[EXERCISE TASK]:
Write out all of the records precisely. Skip anything that is a picture.

Stored entries
____
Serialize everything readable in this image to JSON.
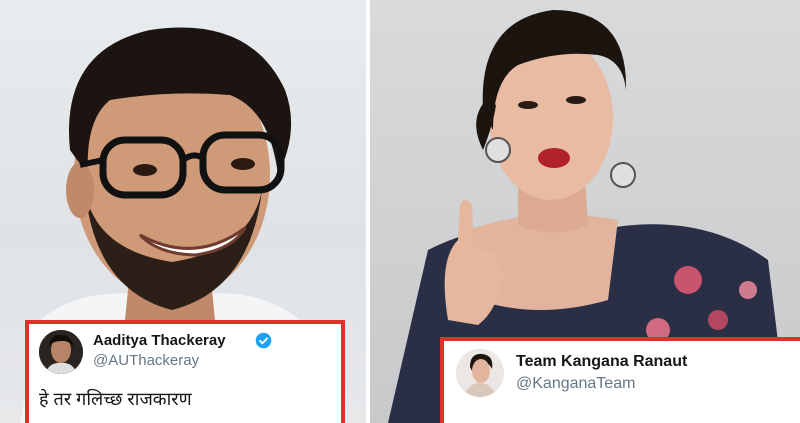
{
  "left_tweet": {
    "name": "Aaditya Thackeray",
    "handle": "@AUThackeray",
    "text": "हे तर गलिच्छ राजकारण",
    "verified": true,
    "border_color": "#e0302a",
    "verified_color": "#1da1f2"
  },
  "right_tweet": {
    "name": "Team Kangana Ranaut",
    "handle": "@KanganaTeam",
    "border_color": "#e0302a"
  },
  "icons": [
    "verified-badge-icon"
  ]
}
____
[ANSWER TO THIS PROBLEM]:
Serialize everything readable in this image to JSON.
{
  "left_tweet": {
    "name": "Aaditya Thackeray",
    "handle": "@AUThackeray",
    "text": "हे तर गलिच्छ राजकारण",
    "verified": true,
    "border_color": "#e0302a",
    "verified_color": "#1da1f2"
  },
  "right_tweet": {
    "name": "Team Kangana Ranaut",
    "handle": "@KanganaTeam",
    "border_color": "#e0302a"
  },
  "icons": [
    "verified-badge-icon"
  ]
}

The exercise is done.